— BEGIN Provided data —
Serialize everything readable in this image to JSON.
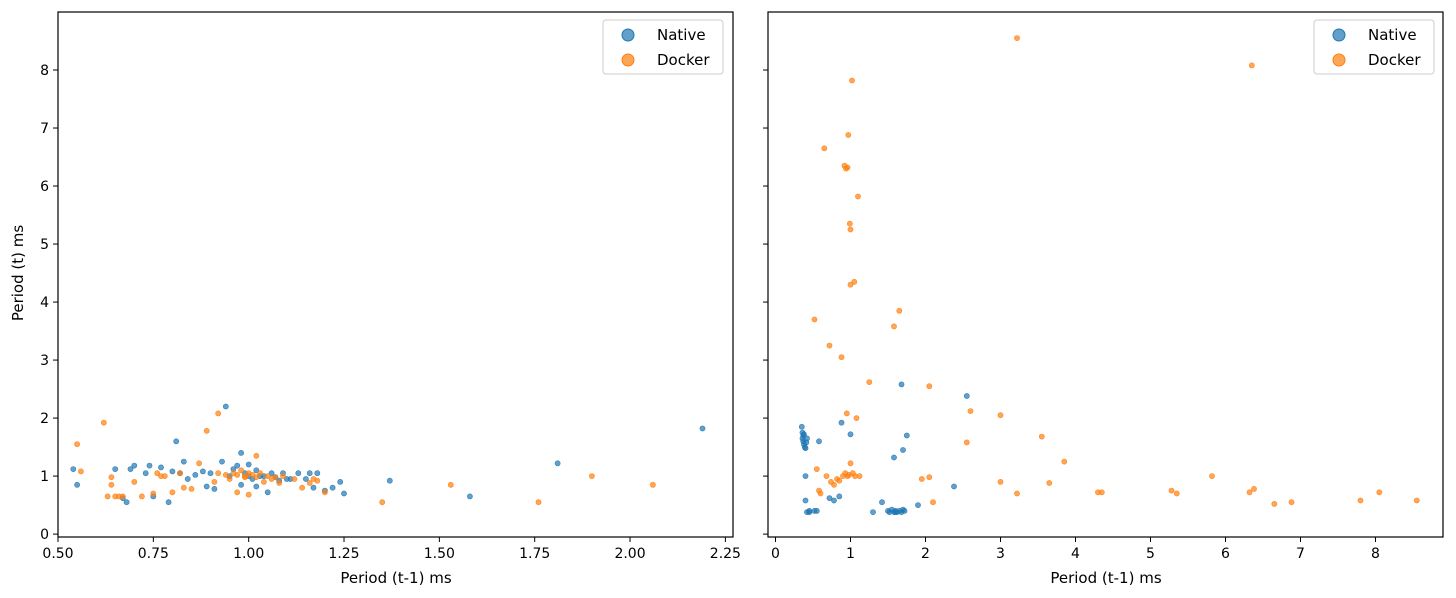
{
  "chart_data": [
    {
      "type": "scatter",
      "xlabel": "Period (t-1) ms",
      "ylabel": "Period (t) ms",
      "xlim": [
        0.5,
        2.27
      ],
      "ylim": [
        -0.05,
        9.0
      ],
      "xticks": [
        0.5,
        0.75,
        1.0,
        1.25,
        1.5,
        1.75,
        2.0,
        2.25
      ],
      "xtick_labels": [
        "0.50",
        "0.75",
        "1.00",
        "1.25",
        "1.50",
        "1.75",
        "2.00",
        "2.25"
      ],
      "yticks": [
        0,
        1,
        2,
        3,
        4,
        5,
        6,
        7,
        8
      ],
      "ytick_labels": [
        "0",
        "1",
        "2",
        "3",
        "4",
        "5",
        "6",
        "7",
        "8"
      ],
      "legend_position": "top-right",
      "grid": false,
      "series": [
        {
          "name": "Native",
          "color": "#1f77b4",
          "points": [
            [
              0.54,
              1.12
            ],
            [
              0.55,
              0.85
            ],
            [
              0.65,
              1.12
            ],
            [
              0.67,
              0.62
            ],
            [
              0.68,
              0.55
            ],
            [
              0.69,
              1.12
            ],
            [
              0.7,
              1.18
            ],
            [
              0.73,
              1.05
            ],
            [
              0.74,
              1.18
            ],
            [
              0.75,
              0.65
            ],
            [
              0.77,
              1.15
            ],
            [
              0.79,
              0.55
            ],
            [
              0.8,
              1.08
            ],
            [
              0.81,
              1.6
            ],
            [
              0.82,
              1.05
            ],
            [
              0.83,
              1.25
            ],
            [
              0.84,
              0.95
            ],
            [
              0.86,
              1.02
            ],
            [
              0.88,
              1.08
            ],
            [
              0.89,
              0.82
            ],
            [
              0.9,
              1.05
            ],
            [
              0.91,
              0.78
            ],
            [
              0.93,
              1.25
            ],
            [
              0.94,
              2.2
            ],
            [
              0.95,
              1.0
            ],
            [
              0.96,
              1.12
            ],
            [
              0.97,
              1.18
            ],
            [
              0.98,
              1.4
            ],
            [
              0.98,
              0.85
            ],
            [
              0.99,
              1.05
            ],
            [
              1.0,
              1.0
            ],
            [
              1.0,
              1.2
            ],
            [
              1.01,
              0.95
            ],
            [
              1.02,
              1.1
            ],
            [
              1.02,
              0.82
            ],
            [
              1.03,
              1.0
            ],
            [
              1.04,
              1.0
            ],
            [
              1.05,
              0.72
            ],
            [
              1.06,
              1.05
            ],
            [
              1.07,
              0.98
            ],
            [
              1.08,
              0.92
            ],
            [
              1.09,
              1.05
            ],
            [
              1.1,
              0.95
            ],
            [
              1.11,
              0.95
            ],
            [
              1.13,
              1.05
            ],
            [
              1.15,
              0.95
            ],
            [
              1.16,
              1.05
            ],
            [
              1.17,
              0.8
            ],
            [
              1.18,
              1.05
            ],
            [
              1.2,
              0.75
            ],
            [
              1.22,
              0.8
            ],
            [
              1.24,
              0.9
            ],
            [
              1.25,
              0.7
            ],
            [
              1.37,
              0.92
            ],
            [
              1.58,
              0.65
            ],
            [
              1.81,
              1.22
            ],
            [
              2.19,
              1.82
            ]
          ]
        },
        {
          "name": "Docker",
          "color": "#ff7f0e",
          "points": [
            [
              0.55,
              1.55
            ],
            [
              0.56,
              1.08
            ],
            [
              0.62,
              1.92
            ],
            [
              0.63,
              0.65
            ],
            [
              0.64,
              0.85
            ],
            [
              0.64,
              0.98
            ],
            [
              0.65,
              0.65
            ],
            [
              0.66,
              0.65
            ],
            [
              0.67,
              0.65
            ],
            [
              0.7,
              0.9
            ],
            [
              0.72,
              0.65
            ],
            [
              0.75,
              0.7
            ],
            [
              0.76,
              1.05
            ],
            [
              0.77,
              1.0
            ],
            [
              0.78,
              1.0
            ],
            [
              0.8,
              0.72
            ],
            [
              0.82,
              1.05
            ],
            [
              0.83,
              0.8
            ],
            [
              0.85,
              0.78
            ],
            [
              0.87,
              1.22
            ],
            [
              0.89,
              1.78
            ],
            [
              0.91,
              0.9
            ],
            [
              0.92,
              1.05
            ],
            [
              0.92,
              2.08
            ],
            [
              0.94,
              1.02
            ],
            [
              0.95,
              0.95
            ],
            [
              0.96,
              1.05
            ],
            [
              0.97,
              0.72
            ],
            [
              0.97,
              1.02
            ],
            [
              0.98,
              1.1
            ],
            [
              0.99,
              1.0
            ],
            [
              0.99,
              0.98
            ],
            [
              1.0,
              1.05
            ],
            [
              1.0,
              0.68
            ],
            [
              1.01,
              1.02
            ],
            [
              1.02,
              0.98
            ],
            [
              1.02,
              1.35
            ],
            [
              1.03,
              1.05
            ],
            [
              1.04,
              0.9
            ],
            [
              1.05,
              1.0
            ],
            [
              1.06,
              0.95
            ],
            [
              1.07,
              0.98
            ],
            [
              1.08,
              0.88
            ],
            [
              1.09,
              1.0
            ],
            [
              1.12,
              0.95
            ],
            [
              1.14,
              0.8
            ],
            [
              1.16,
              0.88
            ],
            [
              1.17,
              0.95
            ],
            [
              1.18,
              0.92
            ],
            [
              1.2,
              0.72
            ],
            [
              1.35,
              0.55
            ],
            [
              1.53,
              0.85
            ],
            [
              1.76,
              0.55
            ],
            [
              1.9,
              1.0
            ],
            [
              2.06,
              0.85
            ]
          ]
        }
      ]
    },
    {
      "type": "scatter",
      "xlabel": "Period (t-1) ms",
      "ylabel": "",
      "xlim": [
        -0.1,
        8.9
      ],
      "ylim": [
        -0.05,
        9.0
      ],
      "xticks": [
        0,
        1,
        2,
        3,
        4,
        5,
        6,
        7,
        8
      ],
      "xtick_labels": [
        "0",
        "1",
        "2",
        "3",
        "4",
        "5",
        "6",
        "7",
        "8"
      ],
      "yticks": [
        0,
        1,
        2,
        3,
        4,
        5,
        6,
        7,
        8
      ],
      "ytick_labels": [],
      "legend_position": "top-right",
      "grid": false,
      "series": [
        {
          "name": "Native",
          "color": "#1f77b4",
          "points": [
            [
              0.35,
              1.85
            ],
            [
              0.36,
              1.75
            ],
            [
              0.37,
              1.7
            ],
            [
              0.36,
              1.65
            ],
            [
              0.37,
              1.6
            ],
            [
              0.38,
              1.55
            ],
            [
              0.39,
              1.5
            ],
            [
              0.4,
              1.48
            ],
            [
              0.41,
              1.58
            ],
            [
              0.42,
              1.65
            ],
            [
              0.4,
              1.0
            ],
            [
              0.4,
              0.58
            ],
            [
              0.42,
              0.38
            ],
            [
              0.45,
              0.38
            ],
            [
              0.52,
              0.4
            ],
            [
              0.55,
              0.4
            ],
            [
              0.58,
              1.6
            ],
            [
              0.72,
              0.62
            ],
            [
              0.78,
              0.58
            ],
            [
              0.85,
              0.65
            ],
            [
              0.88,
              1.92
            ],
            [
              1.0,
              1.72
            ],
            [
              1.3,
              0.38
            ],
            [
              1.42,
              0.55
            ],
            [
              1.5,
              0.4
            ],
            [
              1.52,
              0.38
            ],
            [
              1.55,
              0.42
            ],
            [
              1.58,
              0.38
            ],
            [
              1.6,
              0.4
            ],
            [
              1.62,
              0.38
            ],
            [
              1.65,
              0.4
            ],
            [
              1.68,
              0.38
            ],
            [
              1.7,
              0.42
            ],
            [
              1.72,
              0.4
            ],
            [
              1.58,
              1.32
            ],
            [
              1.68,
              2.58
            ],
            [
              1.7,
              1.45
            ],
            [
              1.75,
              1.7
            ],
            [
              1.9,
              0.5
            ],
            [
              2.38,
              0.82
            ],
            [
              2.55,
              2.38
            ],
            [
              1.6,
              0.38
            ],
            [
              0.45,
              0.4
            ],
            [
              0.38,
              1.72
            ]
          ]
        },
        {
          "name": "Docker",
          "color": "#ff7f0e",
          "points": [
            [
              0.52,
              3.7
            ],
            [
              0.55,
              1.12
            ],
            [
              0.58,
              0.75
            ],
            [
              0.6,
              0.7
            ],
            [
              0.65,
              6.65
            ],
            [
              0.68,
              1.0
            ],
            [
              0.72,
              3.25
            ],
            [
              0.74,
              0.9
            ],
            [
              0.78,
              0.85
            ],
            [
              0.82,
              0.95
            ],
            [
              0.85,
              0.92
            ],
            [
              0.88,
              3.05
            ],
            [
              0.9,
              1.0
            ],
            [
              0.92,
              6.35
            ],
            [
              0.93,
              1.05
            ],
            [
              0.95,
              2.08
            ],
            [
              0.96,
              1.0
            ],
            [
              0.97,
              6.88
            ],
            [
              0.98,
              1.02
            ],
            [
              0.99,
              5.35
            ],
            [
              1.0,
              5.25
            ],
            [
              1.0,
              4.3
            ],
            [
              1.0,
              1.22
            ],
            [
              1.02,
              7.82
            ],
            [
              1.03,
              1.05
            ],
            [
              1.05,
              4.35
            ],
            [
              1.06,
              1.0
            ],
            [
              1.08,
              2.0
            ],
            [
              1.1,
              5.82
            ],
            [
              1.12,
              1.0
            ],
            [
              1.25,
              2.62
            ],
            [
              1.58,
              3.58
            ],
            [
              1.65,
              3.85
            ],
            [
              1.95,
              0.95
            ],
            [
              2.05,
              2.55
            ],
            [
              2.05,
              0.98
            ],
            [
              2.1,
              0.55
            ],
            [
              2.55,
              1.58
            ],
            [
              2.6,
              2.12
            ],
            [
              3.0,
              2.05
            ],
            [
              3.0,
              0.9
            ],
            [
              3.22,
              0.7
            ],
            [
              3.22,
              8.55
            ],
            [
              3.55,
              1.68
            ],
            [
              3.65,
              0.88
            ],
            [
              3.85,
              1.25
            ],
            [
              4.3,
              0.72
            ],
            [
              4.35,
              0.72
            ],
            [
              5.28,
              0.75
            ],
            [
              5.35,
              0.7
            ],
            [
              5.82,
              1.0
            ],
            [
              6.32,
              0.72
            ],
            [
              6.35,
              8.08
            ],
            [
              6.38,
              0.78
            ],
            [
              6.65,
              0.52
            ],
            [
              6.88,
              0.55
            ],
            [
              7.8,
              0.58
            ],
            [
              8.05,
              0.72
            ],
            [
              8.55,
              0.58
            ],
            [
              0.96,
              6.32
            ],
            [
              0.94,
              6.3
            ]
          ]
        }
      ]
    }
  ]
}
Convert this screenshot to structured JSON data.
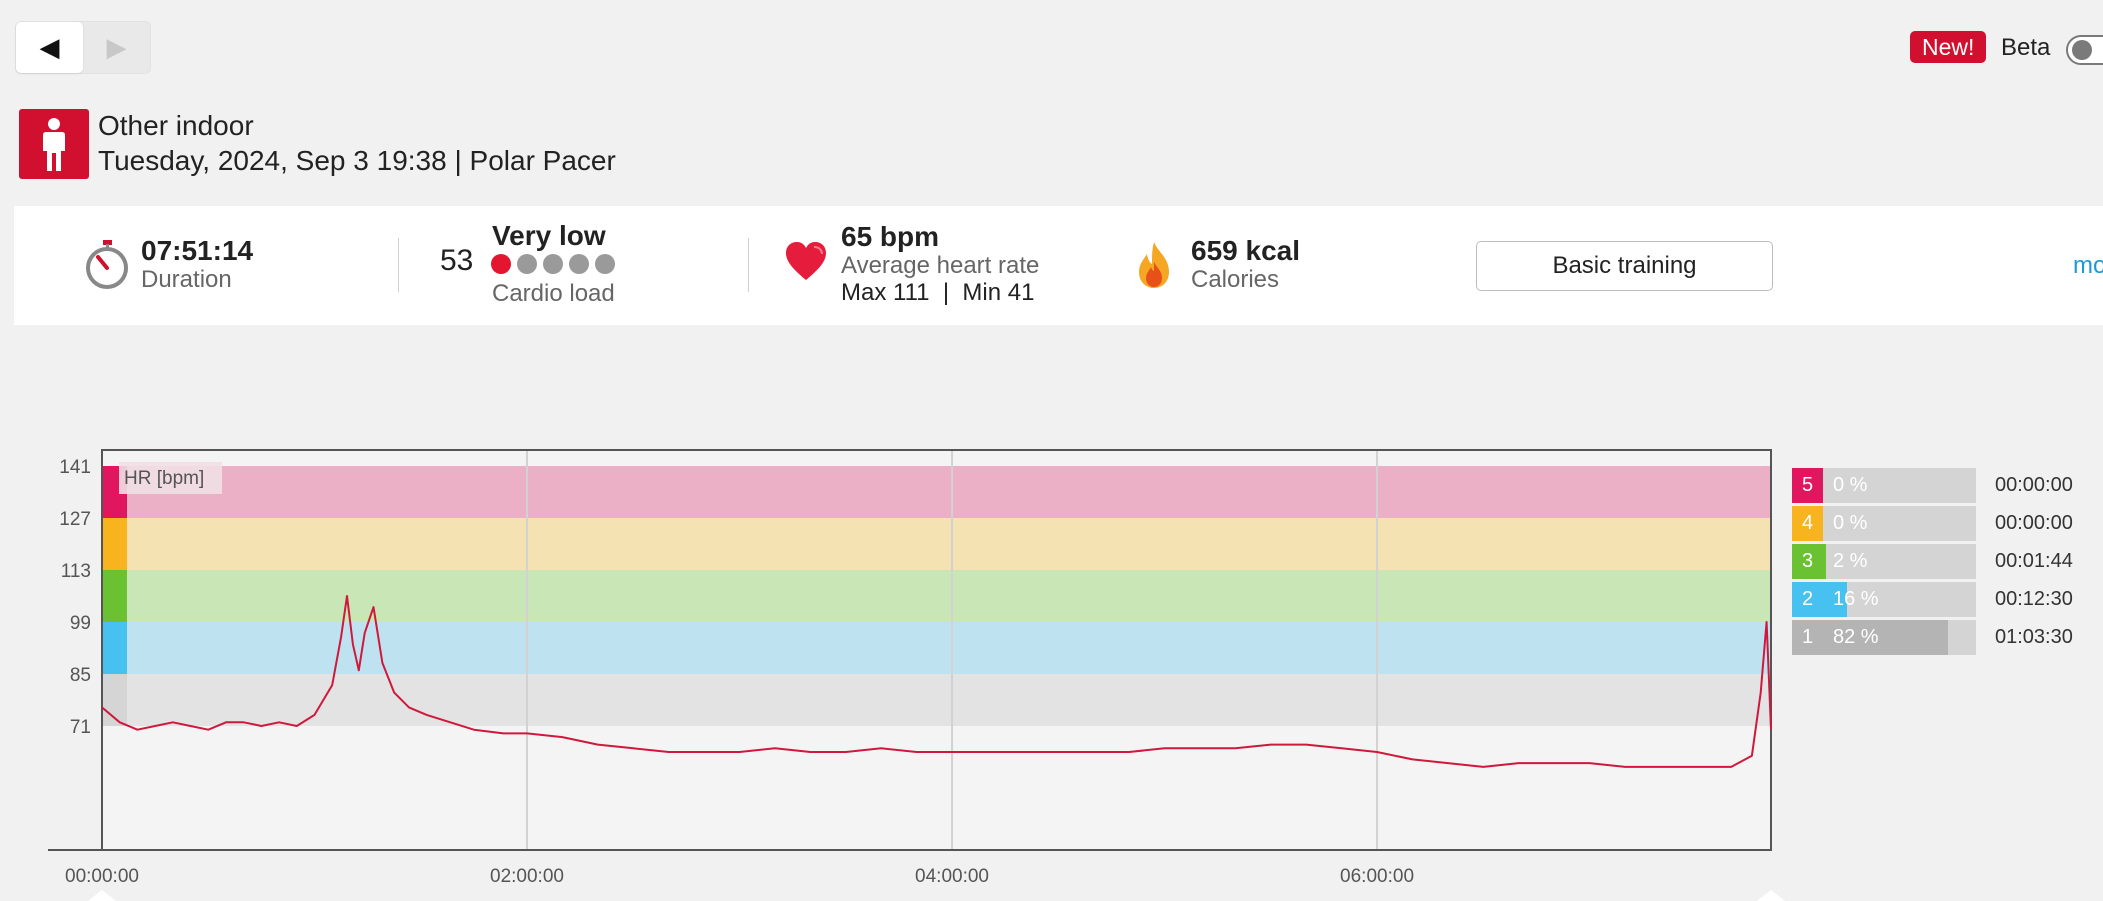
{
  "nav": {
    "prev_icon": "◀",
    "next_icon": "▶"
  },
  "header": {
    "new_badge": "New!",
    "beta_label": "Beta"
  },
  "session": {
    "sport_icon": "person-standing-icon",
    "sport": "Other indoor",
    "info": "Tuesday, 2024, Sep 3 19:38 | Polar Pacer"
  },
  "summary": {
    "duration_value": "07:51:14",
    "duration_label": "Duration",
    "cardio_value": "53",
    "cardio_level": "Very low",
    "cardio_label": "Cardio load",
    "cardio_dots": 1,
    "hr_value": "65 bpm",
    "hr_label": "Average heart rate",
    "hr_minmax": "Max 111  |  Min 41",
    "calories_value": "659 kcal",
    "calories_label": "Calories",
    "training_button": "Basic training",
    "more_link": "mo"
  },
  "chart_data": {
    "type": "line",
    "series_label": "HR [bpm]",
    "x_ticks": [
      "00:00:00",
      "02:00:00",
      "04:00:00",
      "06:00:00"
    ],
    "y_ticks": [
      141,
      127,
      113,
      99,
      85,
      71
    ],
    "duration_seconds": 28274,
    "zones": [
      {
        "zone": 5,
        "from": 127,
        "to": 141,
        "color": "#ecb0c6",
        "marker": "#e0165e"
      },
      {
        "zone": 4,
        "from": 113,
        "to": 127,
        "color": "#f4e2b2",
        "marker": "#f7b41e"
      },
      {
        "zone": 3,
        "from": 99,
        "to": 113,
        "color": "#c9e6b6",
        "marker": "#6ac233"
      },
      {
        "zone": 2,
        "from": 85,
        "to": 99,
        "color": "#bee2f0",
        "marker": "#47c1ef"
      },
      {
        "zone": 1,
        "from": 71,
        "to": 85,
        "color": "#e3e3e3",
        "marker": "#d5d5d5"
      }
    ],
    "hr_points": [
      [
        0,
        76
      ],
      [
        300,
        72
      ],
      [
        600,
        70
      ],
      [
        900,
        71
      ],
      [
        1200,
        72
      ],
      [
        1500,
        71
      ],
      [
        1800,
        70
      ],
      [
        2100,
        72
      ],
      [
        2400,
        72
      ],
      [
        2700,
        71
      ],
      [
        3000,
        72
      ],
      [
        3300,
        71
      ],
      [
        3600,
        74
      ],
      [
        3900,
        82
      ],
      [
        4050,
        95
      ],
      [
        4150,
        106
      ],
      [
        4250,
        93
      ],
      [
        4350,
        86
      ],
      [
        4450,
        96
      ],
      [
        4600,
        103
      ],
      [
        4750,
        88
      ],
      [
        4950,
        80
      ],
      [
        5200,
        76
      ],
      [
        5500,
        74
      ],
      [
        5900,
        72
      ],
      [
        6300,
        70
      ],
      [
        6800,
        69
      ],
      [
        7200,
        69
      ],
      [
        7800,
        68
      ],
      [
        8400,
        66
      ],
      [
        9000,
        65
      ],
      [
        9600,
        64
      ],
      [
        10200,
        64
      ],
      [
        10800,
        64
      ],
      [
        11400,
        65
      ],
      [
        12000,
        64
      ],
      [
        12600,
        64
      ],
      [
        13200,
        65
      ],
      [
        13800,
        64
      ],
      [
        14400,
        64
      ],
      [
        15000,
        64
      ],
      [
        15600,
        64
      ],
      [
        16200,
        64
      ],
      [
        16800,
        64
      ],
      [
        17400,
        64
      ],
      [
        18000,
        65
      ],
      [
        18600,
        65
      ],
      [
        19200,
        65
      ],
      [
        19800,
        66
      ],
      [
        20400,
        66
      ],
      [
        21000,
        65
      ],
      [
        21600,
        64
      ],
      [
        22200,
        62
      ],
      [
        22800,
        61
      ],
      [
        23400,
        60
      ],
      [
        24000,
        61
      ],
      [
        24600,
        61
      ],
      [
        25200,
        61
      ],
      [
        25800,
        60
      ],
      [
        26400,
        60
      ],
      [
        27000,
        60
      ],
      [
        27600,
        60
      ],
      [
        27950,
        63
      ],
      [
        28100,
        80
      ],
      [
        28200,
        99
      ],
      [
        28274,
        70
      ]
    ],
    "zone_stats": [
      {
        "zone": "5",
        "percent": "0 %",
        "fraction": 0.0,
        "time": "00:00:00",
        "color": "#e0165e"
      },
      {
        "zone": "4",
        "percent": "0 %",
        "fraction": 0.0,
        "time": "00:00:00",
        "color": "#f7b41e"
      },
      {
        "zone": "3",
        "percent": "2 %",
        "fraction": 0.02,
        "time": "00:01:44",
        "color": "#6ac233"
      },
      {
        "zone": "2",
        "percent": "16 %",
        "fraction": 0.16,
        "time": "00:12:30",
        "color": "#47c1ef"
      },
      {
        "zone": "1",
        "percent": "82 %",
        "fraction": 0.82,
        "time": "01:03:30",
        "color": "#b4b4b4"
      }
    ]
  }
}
— END Provided data —
-- What to produce --
From the listing above, collect each line in which the string "marker" appears.

-- The completed task --
        "marker": "#e0165e"
        "marker": "#f7b41e"
        "marker": "#6ac233"
        "marker": "#47c1ef"
        "marker": "#d5d5d5"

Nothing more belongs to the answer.